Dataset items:

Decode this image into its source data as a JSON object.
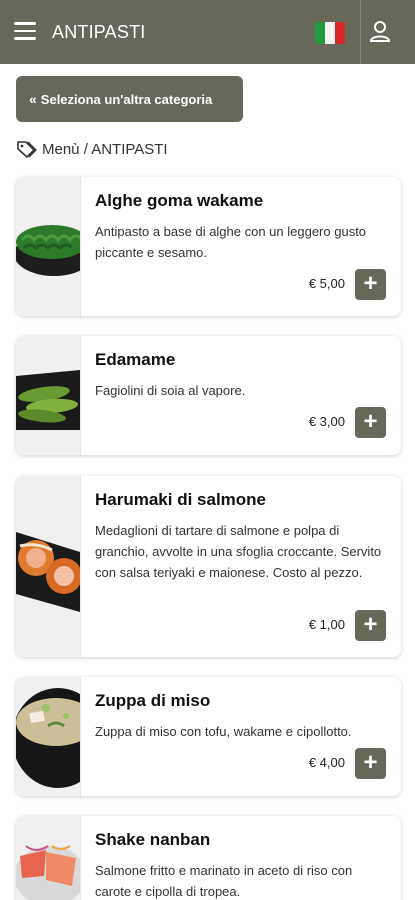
{
  "header": {
    "title": "ANTIPASTI",
    "menu_icon": "hamburger-menu-icon",
    "flag_icon": "italian-flag-icon",
    "user_icon": "user-icon",
    "color": "#68685a"
  },
  "category_button": {
    "label": "Seleziona un'altra categoria",
    "chevron": "«"
  },
  "breadcrumb": {
    "icon": "tag-icon",
    "text": "Menù / ANTIPASTI"
  },
  "products": [
    {
      "name": "Alghe goma wakame",
      "description": "Antipasto a base di alghe con un leggero gusto piccante e sesamo.",
      "price": "€ 5,00"
    },
    {
      "name": "Edamame",
      "description": "Fagiolini di soia al vapore.",
      "price": "€ 3,00"
    },
    {
      "name": "Harumaki di salmone",
      "description": "Medaglioni di tartare di salmone e polpa di granchio, avvolte in una sfoglia croccante. Servito con salsa teriyaki e maionese. Costo al pezzo.",
      "price": "€ 1,00"
    },
    {
      "name": "Zuppa di miso",
      "description": "Zuppa di miso con tofu, wakame e cipollotto.",
      "price": "€ 4,00"
    },
    {
      "name": "Shake nanban",
      "description": "Salmone fritto e marinato in aceto di riso con carote e cipolla di tropea.",
      "price": ""
    }
  ],
  "add_button_label": "+"
}
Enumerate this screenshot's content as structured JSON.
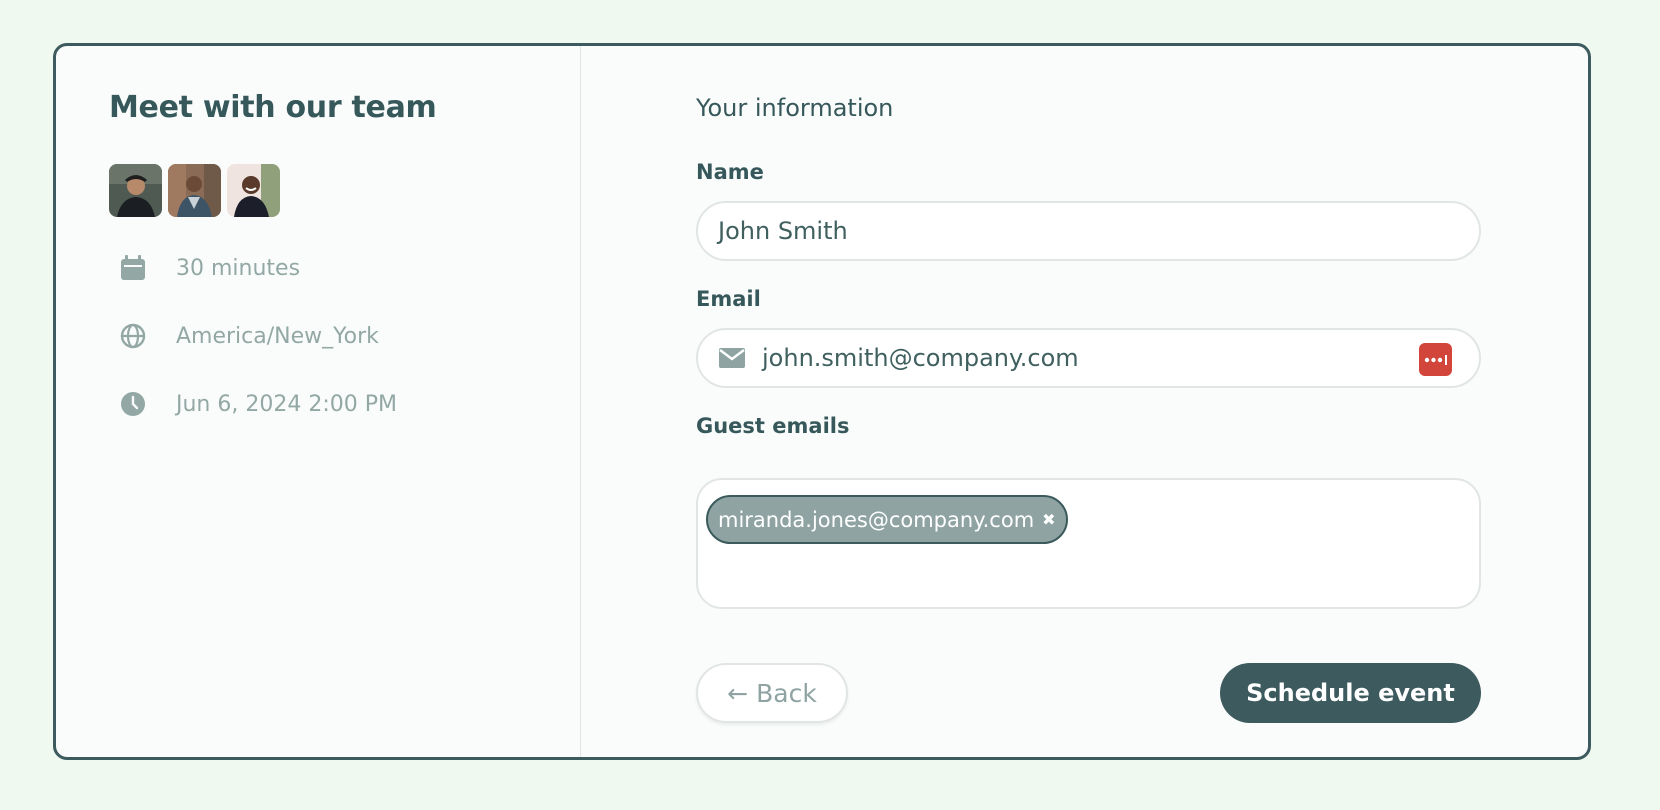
{
  "left_panel": {
    "title": "Meet with our team",
    "avatars": [
      {
        "icon": "team-member-avatar-1"
      },
      {
        "icon": "team-member-avatar-2"
      },
      {
        "icon": "team-member-avatar-3"
      }
    ],
    "details": [
      {
        "icon": "calendar-icon",
        "text": "30 minutes"
      },
      {
        "icon": "globe-icon",
        "text": "America/New_York"
      },
      {
        "icon": "clock-icon",
        "text": "Jun 6, 2024 2:00 PM"
      }
    ]
  },
  "form": {
    "section_title": "Your information",
    "name": {
      "label": "Name",
      "value": "John Smith"
    },
    "email": {
      "label": "Email",
      "value": "john.smith@company.com",
      "icon": "mail-icon",
      "autofill_icon": "password-manager-icon"
    },
    "guests": {
      "label": "Guest emails",
      "chips": [
        "miranda.jones@company.com"
      ],
      "remove_glyph": "✖"
    },
    "back_button": {
      "arrow": "←",
      "label": "Back"
    },
    "submit_button": {
      "label": "Schedule event"
    }
  },
  "colors": {
    "page_bg": "#eff9ef",
    "card_bg": "#f9fcfb",
    "primary": "#3d5a5e",
    "muted_text": "#93a8a4",
    "chip_bg": "#8ea3a2",
    "autofill_red": "#d1453b"
  }
}
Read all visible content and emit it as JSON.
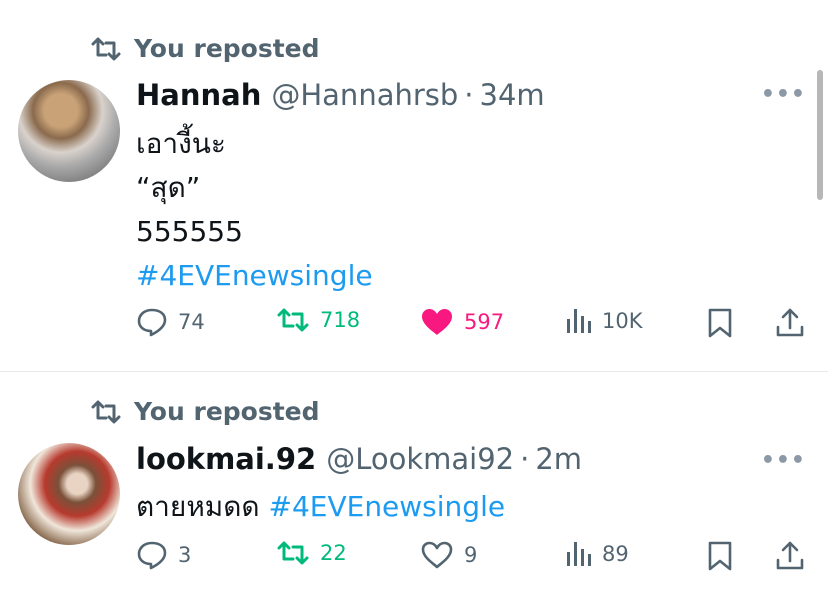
{
  "colors": {
    "text_primary": "#0f1419",
    "text_secondary": "#536471",
    "link": "#1d9bf0",
    "repost_active": "#00ba7c",
    "like_active": "#f91880"
  },
  "tweets": [
    {
      "repost_label": "You reposted",
      "name": "Hannah",
      "handle": "@Hannahrsb",
      "separator": "·",
      "time": "34m",
      "more": "•••",
      "lines": [
        "เอางี้นะ",
        "“สุด”",
        "555555"
      ],
      "hashtag": "#4EVEnewsingle",
      "stats": {
        "replies": "74",
        "reposts": "718",
        "likes": "597",
        "views": "10K"
      },
      "reposted": true,
      "liked": true
    },
    {
      "repost_label": "You reposted",
      "name": "lookmai.92",
      "handle": "@Lookmai92",
      "separator": "·",
      "time": "2m",
      "more": "•••",
      "text": "ตายหมดด",
      "hashtag": "#4EVEnewsingle",
      "stats": {
        "replies": "3",
        "reposts": "22",
        "likes": "9",
        "views": "89"
      },
      "reposted": true,
      "liked": false
    }
  ]
}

TASK TO COMPLETE: State only how many lines in the material include "ANTIPASTI".

SOLUTION TO THIS EXERCISE: 2